> _DATA SHOWN_:
*-*-*

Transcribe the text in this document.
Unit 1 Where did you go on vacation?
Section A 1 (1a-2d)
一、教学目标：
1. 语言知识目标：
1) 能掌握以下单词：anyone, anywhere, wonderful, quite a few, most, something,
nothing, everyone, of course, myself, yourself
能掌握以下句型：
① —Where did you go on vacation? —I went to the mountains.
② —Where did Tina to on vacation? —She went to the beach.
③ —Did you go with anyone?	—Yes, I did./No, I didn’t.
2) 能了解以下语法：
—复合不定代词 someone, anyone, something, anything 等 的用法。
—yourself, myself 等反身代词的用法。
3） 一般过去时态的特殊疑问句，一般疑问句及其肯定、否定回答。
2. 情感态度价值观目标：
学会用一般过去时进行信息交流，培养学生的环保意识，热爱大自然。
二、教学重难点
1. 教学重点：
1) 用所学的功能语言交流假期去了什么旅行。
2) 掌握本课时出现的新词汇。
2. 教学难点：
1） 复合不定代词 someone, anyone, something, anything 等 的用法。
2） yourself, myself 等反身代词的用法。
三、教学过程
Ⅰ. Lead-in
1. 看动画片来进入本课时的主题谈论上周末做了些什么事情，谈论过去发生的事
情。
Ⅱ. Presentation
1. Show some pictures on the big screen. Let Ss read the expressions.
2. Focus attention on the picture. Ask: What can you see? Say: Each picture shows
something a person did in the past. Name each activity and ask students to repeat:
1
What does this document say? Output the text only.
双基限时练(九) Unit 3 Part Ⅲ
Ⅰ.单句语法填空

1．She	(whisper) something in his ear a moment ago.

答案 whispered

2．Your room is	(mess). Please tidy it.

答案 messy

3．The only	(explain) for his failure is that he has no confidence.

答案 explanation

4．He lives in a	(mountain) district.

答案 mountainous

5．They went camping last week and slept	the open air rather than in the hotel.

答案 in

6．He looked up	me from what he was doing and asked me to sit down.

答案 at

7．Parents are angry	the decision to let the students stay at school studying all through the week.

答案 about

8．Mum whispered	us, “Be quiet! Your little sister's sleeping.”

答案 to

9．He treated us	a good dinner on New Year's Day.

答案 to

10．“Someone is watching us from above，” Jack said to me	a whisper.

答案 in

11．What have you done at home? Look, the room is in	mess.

*-*-*

> _TASK TO CARRY OUT_:
Tally the lines of the data that hold the string "text". Answer with the number and nothing more.

> _SOLUTION TO THE EXERCISE_:
2